EXERCISE DETAILS:
Write out the records that appear below, verbatim and complete, but without pictures.

##### DATASET CONTENT

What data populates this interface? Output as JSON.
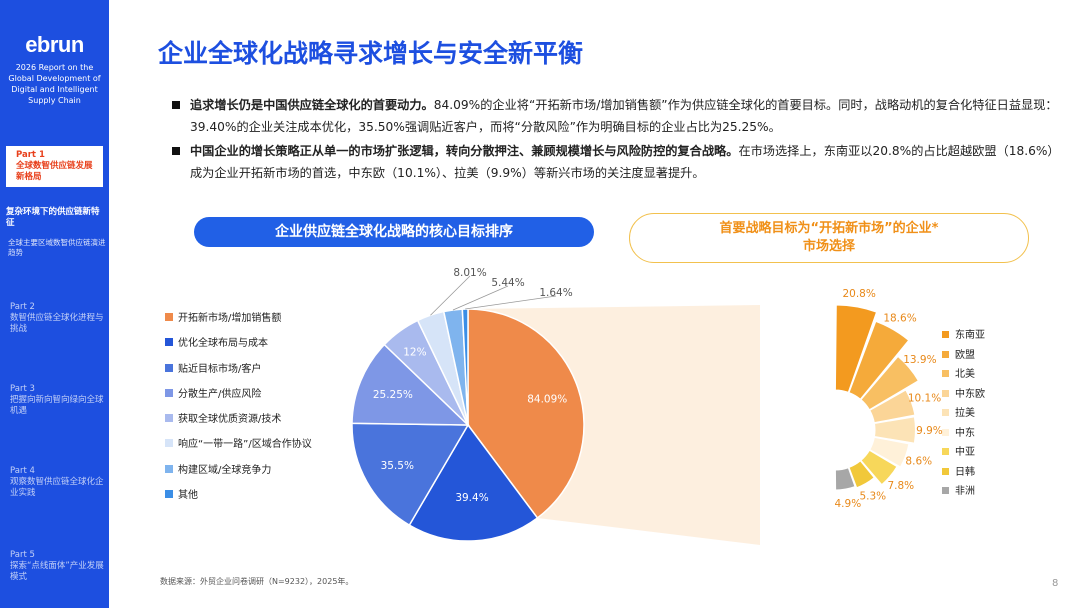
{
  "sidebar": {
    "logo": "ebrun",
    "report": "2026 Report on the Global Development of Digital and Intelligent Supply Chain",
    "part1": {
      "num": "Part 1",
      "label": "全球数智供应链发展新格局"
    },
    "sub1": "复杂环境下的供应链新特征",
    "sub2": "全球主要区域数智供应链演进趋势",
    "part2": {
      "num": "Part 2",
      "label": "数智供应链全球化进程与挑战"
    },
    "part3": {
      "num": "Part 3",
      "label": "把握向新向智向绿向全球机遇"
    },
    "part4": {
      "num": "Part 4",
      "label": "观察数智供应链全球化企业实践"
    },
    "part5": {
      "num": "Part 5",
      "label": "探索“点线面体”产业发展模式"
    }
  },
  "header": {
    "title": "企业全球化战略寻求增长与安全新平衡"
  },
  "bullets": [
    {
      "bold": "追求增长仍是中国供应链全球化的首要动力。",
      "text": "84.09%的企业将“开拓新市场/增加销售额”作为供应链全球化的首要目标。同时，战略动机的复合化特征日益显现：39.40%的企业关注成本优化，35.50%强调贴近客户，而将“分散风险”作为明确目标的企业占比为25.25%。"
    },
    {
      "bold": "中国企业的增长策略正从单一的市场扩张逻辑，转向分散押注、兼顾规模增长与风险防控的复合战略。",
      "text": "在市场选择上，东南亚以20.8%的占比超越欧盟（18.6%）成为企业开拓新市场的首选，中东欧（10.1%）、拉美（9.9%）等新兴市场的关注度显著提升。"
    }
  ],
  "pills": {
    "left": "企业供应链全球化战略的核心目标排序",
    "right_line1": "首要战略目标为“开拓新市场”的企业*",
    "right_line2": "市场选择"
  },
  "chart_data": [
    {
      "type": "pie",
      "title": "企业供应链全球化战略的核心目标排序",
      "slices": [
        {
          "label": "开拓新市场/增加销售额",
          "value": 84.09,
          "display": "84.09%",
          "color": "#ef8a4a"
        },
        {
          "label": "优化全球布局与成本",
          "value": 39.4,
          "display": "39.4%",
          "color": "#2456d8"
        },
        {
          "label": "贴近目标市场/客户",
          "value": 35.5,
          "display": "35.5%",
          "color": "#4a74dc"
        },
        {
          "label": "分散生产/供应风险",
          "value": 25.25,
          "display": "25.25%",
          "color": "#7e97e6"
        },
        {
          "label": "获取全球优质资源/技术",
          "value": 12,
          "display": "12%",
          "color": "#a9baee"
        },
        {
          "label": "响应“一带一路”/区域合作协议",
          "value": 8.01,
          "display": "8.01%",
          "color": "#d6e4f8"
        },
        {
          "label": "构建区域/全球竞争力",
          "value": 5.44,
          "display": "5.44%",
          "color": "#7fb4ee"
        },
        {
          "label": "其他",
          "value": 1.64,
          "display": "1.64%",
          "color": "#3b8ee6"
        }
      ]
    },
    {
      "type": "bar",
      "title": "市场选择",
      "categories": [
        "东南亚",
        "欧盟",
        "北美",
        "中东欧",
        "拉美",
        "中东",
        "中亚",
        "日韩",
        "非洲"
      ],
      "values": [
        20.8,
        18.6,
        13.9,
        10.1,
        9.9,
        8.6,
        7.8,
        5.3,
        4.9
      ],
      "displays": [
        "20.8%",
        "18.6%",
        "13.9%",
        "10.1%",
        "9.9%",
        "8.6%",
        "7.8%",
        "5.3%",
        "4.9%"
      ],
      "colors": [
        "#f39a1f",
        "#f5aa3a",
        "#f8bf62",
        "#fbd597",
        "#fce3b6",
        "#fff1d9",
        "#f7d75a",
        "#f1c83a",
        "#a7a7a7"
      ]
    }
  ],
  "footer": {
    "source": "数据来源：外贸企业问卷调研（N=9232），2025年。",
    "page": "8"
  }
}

##########

TASK RESULT:
What data populates this interface? Output as JSON.
{
  "sidebar": {
    "logo": "ebrun",
    "report": "2026 Report on the Global Development of Digital and Intelligent Supply Chain",
    "part1": {
      "num": "Part 1",
      "label": "全球数智供应链发展新格局"
    },
    "sub1": "复杂环境下的供应链新特征",
    "sub2": "全球主要区域数智供应链演进趋势",
    "part2": {
      "num": "Part 2",
      "label": "数智供应链全球化进程与挑战"
    },
    "part3": {
      "num": "Part 3",
      "label": "把握向新向智向绿向全球机遇"
    },
    "part4": {
      "num": "Part 4",
      "label": "观察数智供应链全球化企业实践"
    },
    "part5": {
      "num": "Part 5",
      "label": "探索“点线面体”产业发展模式"
    }
  },
  "header": {
    "title": "企业全球化战略寻求增长与安全新平衡"
  },
  "bullets": [
    {
      "bold": "追求增长仍是中国供应链全球化的首要动力。",
      "text": "84.09%的企业将“开拓新市场/增加销售额”作为供应链全球化的首要目标。同时，战略动机的复合化特征日益显现：39.40%的企业关注成本优化，35.50%强调贴近客户，而将“分散风险”作为明确目标的企业占比为25.25%。"
    },
    {
      "bold": "中国企业的增长策略正从单一的市场扩张逻辑，转向分散押注、兼顾规模增长与风险防控的复合战略。",
      "text": "在市场选择上，东南亚以20.8%的占比超越欧盟（18.6%）成为企业开拓新市场的首选，中东欧（10.1%）、拉美（9.9%）等新兴市场的关注度显著提升。"
    }
  ],
  "pills": {
    "left": "企业供应链全球化战略的核心目标排序",
    "right_line1": "首要战略目标为“开拓新市场”的企业*",
    "right_line2": "市场选择"
  },
  "chart_data": [
    {
      "type": "pie",
      "title": "企业供应链全球化战略的核心目标排序",
      "slices": [
        {
          "label": "开拓新市场/增加销售额",
          "value": 84.09,
          "display": "84.09%",
          "color": "#ef8a4a"
        },
        {
          "label": "优化全球布局与成本",
          "value": 39.4,
          "display": "39.4%",
          "color": "#2456d8"
        },
        {
          "label": "贴近目标市场/客户",
          "value": 35.5,
          "display": "35.5%",
          "color": "#4a74dc"
        },
        {
          "label": "分散生产/供应风险",
          "value": 25.25,
          "display": "25.25%",
          "color": "#7e97e6"
        },
        {
          "label": "获取全球优质资源/技术",
          "value": 12,
          "display": "12%",
          "color": "#a9baee"
        },
        {
          "label": "响应“一带一路”/区域合作协议",
          "value": 8.01,
          "display": "8.01%",
          "color": "#d6e4f8"
        },
        {
          "label": "构建区域/全球竞争力",
          "value": 5.44,
          "display": "5.44%",
          "color": "#7fb4ee"
        },
        {
          "label": "其他",
          "value": 1.64,
          "display": "1.64%",
          "color": "#3b8ee6"
        }
      ]
    },
    {
      "type": "bar",
      "title": "市场选择",
      "categories": [
        "东南亚",
        "欧盟",
        "北美",
        "中东欧",
        "拉美",
        "中东",
        "中亚",
        "日韩",
        "非洲"
      ],
      "values": [
        20.8,
        18.6,
        13.9,
        10.1,
        9.9,
        8.6,
        7.8,
        5.3,
        4.9
      ],
      "displays": [
        "20.8%",
        "18.6%",
        "13.9%",
        "10.1%",
        "9.9%",
        "8.6%",
        "7.8%",
        "5.3%",
        "4.9%"
      ],
      "colors": [
        "#f39a1f",
        "#f5aa3a",
        "#f8bf62",
        "#fbd597",
        "#fce3b6",
        "#fff1d9",
        "#f7d75a",
        "#f1c83a",
        "#a7a7a7"
      ]
    }
  ],
  "footer": {
    "source": "数据来源：外贸企业问卷调研（N=9232），2025年。",
    "page": "8"
  }
}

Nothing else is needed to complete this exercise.